◆ MATERIALS PROVIDED:

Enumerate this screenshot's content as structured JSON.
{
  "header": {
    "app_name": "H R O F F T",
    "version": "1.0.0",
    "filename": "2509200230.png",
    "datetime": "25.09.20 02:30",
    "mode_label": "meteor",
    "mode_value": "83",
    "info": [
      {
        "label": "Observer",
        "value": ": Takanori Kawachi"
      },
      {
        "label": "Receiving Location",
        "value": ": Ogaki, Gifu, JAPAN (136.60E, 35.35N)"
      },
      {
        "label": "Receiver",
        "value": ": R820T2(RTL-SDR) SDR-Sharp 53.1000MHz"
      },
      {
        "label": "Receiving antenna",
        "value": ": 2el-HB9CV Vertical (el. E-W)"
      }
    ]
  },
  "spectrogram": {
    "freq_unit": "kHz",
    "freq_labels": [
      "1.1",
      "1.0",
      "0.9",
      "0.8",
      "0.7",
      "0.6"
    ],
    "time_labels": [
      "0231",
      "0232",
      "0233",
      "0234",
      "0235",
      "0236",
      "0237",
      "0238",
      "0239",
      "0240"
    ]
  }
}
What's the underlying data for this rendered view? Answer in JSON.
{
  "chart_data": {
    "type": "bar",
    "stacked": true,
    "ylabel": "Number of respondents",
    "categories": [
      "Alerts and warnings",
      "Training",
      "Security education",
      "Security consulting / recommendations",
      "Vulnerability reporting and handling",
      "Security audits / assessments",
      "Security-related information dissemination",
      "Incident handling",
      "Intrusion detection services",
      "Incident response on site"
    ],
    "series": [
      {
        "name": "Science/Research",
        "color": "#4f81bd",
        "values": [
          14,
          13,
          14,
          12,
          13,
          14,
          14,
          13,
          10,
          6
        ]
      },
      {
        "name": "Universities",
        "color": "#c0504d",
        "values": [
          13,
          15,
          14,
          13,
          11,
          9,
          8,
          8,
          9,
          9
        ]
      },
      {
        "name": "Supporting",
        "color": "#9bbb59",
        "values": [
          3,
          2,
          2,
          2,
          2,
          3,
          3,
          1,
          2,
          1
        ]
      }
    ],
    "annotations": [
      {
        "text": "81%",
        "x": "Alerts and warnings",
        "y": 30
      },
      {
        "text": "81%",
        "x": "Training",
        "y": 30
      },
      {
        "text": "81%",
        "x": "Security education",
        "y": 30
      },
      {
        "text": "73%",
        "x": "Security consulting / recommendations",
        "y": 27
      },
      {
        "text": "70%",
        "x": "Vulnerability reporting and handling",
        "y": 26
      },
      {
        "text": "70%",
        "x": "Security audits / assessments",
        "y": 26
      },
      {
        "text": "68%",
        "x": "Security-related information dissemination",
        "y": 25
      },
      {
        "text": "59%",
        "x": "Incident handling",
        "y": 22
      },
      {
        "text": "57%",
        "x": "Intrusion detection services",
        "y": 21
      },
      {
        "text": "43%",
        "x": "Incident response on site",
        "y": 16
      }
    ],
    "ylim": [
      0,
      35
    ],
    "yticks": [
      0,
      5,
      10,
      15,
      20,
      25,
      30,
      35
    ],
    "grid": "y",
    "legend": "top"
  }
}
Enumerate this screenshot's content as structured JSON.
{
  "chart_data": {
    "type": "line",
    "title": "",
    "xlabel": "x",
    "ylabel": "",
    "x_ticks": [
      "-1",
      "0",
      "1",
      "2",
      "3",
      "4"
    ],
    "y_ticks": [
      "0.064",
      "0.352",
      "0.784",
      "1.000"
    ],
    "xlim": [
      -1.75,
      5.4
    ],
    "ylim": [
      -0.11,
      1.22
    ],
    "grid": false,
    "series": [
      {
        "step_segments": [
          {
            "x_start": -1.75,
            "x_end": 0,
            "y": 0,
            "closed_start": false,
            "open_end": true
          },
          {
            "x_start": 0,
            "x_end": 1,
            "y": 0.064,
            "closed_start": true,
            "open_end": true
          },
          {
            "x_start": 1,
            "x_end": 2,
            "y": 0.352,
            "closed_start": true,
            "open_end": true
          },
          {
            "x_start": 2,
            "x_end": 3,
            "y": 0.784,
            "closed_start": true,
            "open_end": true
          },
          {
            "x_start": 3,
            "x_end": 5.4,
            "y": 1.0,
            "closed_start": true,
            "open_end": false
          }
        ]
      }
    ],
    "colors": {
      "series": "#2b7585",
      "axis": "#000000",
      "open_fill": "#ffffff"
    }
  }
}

◆ EXERCISE PROMPT:
List each line of the entries that holds the string "audits".

◆ EXERCISE SOLUTION:
      "Security audits / assessments",
        "x": "Security audits / assessments",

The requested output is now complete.